### PROVIDED INFORMATION
____________

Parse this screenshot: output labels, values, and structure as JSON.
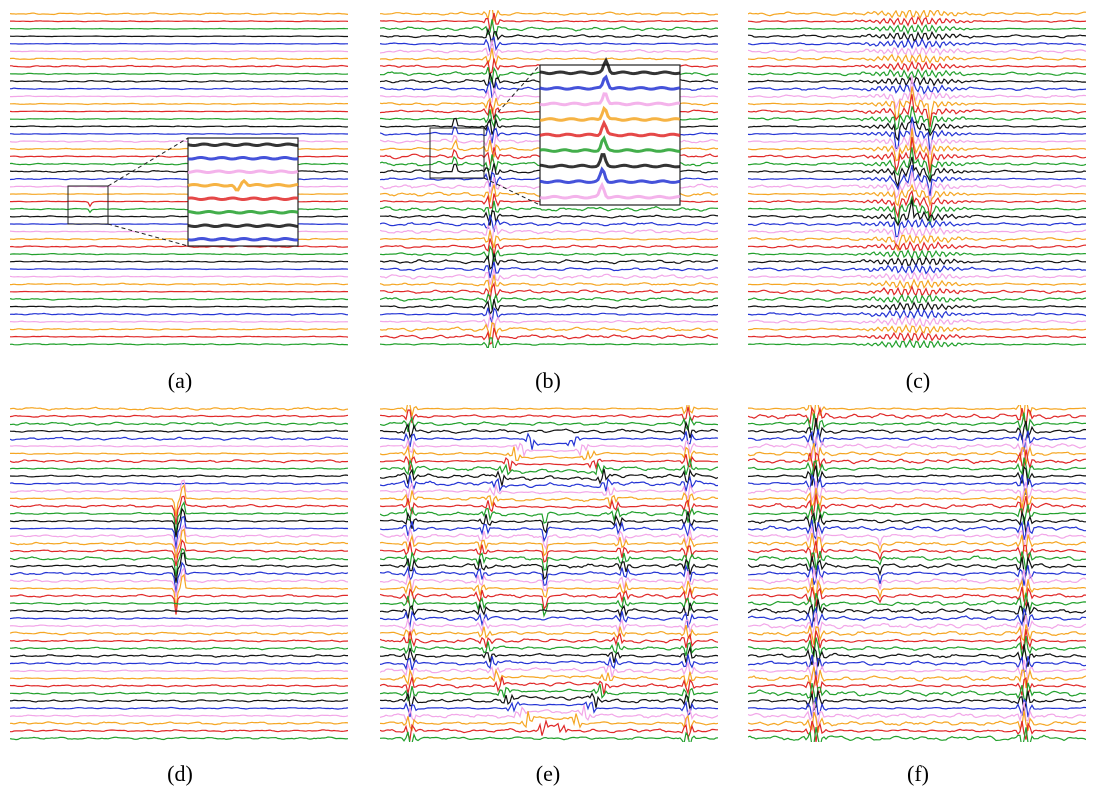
{
  "panels": [
    {
      "label": "(a)"
    },
    {
      "label": "(b)"
    },
    {
      "label": "(c)"
    },
    {
      "label": "(d)"
    },
    {
      "label": "(e)"
    },
    {
      "label": "(f)"
    }
  ]
}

____________

### SET PROBLEM
Transcribe every record above exactly, leaving out the pictures.

### WRITTEN SOLUTION
Parse this screenshot: output labels, values, and structure as JSON.
{
  "panels": [
    {
      "label": "(a)"
    },
    {
      "label": "(b)"
    },
    {
      "label": "(c)"
    },
    {
      "label": "(d)"
    },
    {
      "label": "(e)"
    },
    {
      "label": "(f)"
    }
  ]
}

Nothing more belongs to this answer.